## EXERCISE PROMPT
Copy every line of the entries that includes the word "życia".

## RECORD EXCERPTS
——————

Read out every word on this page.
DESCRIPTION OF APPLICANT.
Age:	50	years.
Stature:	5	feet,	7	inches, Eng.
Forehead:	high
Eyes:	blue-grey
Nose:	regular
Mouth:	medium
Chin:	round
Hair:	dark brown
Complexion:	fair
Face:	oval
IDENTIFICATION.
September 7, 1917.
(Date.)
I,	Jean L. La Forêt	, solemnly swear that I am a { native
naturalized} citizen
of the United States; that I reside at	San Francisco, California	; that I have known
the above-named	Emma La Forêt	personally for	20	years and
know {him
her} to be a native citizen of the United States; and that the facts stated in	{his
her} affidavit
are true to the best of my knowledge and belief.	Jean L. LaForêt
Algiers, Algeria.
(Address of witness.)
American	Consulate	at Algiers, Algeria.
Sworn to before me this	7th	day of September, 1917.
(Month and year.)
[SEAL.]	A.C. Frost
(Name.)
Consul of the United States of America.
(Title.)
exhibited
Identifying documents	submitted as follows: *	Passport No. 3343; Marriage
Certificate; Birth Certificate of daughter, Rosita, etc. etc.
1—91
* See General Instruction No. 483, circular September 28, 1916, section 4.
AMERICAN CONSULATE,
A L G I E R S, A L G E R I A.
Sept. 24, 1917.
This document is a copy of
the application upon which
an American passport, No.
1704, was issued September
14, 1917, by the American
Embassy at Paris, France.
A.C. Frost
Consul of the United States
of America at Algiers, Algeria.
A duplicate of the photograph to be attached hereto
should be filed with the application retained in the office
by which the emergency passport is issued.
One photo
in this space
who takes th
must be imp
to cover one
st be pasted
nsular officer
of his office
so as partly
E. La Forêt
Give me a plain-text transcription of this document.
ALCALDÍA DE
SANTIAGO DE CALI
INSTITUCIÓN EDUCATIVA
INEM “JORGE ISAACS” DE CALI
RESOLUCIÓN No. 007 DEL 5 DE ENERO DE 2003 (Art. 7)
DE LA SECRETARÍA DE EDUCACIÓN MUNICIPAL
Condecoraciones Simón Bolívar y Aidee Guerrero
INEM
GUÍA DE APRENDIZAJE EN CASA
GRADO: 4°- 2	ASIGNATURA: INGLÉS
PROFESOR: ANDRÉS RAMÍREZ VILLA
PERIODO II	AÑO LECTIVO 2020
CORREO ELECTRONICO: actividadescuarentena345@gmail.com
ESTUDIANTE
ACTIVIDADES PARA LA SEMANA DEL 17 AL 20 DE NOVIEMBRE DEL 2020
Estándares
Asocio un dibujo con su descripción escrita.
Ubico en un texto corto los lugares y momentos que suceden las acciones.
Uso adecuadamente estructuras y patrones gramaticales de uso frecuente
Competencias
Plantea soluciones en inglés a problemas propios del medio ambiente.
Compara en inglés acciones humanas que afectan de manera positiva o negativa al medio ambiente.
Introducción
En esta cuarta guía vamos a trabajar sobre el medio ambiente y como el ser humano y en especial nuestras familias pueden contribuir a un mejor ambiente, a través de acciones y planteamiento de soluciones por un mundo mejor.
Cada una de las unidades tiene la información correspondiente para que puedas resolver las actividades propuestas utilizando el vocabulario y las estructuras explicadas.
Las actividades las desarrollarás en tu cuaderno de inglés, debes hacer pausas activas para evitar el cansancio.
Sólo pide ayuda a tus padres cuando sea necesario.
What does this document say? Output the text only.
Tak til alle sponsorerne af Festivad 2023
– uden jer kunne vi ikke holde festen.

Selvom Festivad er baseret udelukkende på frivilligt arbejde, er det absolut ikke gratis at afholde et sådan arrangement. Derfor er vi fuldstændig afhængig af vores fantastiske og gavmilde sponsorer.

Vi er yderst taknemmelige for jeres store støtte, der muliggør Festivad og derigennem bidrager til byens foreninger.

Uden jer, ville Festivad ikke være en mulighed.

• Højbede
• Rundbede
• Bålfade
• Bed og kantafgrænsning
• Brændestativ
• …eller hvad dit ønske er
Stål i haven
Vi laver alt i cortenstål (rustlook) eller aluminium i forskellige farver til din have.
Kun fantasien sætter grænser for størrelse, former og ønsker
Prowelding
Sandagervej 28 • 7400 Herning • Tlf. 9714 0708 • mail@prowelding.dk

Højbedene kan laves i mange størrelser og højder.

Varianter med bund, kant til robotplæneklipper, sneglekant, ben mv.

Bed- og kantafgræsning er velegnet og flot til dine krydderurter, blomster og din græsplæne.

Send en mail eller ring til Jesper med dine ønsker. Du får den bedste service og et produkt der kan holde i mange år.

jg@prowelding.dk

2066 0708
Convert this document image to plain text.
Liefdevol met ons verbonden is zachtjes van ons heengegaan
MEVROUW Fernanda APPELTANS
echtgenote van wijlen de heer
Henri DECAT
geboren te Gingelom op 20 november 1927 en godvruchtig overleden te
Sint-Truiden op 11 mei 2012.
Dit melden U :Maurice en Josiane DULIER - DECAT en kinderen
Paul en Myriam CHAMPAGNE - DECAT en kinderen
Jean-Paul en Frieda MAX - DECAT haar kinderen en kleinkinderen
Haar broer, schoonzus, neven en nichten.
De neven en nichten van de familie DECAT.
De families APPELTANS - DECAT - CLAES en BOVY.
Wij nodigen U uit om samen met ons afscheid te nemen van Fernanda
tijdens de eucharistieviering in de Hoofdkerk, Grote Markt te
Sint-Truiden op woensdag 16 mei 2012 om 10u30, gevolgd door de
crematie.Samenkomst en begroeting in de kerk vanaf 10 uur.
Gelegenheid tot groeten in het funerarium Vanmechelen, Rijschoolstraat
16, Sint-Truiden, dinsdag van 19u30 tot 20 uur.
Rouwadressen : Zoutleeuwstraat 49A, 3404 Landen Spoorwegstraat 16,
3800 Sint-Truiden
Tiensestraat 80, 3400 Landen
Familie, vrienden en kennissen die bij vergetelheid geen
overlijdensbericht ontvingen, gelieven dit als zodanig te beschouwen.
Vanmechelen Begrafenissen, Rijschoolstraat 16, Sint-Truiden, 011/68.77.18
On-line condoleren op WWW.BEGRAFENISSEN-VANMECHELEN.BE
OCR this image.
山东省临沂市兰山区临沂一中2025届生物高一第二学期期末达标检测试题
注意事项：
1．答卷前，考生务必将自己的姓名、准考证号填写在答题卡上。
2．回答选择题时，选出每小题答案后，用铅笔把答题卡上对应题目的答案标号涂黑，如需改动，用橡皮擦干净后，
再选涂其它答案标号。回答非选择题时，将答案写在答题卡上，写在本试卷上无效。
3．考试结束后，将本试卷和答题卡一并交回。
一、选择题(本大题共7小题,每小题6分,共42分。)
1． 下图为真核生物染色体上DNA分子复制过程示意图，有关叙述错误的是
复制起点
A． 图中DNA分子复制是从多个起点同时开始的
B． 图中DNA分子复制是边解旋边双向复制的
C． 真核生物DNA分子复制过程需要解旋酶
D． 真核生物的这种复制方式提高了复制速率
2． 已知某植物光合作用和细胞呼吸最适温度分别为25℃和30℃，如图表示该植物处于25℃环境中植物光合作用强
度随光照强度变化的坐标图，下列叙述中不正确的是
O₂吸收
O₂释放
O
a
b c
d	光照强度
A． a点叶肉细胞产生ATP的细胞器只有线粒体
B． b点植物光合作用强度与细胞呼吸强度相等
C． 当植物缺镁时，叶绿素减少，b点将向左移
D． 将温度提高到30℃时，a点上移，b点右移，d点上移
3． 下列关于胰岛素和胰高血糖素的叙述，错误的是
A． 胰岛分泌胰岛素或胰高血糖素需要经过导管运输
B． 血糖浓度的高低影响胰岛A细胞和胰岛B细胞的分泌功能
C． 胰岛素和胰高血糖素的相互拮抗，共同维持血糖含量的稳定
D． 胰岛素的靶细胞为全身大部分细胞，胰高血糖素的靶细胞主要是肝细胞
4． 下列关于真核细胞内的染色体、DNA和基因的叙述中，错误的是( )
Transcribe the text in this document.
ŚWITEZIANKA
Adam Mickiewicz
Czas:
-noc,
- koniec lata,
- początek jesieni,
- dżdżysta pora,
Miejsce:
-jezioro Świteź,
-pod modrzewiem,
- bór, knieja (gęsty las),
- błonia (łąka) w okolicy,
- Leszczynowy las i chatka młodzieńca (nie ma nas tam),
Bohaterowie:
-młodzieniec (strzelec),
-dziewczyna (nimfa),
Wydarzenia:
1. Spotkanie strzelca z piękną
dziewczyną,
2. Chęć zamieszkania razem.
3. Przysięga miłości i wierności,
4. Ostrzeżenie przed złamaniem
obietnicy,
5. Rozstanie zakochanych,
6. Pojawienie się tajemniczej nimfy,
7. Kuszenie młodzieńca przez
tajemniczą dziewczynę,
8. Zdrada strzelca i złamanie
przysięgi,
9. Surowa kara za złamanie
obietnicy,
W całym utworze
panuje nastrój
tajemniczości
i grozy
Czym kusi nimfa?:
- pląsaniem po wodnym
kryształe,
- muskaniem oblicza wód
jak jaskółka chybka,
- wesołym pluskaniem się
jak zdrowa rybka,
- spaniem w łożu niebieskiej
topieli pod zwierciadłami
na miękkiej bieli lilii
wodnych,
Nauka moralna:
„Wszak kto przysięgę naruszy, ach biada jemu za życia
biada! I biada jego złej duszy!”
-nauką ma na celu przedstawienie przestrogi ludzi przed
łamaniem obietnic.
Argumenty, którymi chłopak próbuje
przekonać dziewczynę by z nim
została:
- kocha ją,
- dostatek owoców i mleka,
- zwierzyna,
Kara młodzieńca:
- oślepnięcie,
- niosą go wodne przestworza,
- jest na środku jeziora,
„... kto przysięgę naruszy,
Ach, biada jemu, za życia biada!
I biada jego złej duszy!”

——————

## TASK OUTPUT
„Wszak kto przysięgę naruszy, ach biada jemu za życia
Ach, biada jemu, za życia biada!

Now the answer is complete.